What needs to be done → Filter these entries so that only lines with the word "Extract" remain.

Exercise inputs →
::::::::::

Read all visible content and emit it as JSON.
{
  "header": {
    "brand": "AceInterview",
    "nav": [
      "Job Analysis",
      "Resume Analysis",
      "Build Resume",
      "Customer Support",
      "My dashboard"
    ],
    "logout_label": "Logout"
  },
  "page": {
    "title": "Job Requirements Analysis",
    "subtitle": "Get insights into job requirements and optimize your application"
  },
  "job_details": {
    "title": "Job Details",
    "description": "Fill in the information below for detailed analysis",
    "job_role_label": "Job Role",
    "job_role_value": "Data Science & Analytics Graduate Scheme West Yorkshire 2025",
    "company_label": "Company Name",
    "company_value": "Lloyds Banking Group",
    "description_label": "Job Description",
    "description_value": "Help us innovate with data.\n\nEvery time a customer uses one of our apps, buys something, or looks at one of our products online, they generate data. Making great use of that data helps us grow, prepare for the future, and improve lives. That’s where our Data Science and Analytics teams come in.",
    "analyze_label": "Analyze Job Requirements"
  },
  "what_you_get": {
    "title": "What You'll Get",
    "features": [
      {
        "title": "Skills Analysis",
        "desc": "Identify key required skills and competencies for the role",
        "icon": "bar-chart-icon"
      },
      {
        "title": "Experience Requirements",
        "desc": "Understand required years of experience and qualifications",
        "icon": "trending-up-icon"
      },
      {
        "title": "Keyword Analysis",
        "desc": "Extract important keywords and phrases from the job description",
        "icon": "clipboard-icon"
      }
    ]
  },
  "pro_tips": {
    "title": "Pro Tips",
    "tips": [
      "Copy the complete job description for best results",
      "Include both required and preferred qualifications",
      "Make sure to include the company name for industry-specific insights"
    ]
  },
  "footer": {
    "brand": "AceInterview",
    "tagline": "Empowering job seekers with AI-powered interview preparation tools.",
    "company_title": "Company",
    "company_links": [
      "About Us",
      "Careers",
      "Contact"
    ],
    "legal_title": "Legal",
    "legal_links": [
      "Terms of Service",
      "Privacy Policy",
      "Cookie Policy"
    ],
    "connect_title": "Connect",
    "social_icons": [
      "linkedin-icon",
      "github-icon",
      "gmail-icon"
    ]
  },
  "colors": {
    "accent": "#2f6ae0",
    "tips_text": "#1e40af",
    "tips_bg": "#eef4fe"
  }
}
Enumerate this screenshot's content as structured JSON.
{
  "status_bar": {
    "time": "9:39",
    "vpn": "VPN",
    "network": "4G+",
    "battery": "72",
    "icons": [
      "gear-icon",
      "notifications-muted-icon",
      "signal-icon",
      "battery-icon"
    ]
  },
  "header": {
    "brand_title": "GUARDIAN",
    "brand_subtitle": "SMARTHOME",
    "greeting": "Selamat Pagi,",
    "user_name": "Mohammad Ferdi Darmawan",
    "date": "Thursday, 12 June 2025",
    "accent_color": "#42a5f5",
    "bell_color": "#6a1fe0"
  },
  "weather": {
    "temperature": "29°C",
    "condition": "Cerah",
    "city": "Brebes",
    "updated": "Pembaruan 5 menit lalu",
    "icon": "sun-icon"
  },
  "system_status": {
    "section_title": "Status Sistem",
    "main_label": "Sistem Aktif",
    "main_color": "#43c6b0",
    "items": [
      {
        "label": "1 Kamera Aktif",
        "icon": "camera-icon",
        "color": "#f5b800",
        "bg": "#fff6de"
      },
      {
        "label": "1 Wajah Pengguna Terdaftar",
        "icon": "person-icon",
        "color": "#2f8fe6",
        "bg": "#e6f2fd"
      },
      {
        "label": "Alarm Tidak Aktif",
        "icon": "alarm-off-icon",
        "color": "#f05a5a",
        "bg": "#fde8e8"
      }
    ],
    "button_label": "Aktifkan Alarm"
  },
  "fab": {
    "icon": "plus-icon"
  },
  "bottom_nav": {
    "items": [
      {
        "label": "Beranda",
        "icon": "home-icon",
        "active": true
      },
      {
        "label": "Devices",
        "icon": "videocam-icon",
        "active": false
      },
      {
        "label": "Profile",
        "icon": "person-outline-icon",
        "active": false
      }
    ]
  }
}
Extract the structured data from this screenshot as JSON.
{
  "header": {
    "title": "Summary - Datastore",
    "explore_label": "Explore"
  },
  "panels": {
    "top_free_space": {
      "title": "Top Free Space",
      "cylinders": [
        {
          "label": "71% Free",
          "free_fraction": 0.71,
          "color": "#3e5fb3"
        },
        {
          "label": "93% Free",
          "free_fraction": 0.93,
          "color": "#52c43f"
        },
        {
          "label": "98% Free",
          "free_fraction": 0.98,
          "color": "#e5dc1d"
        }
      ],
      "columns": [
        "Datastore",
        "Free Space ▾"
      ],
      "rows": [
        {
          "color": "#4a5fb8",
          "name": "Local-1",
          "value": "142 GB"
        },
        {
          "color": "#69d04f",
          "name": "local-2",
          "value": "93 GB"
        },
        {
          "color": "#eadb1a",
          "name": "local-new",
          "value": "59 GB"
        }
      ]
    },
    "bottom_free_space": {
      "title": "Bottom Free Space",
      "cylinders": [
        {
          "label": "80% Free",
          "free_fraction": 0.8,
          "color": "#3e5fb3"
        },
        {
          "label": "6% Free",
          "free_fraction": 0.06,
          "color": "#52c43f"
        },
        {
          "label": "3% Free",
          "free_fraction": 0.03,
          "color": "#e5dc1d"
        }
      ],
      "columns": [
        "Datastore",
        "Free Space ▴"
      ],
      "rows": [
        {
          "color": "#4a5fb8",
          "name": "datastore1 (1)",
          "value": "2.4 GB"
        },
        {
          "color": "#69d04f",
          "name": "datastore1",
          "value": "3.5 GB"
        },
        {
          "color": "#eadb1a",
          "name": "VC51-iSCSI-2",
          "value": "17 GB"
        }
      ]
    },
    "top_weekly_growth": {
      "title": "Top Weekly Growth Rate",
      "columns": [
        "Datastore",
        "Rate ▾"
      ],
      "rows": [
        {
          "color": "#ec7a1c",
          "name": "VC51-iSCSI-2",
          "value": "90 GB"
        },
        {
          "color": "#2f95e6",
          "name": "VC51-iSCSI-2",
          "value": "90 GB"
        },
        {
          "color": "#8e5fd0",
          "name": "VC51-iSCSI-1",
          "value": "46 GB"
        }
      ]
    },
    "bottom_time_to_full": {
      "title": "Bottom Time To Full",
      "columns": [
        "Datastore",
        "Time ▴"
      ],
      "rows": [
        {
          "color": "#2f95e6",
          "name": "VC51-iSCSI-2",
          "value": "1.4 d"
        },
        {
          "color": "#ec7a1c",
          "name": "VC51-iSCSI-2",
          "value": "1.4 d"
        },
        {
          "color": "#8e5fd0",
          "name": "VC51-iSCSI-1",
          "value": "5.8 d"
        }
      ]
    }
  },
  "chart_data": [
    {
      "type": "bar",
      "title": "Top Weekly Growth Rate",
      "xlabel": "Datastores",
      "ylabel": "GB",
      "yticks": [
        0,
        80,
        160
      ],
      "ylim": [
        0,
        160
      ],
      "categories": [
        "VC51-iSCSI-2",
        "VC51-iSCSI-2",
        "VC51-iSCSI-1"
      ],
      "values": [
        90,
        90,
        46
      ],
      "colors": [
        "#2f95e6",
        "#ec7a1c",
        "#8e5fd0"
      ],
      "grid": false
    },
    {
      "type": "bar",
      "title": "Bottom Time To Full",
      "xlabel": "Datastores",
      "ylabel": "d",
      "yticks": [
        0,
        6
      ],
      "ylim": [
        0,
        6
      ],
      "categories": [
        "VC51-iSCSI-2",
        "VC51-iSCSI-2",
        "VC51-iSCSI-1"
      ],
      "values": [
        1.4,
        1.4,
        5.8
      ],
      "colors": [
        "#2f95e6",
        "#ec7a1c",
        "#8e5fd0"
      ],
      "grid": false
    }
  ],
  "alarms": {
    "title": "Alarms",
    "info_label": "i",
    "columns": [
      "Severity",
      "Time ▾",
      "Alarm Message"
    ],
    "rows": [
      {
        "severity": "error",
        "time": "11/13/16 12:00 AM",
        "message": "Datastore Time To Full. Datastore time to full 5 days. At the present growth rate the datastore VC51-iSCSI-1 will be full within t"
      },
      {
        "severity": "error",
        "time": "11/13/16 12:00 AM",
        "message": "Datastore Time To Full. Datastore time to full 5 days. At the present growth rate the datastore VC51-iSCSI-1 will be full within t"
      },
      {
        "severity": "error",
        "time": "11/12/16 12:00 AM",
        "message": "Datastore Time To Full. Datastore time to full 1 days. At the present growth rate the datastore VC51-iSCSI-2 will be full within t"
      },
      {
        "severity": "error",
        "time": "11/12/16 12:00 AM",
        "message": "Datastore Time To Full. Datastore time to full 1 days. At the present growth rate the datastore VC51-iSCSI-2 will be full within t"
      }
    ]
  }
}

::::::::::

Full solution →
        "desc": "Extract important keywords and phrases from the job description",
Extract the structured data from this screenshot as JSON.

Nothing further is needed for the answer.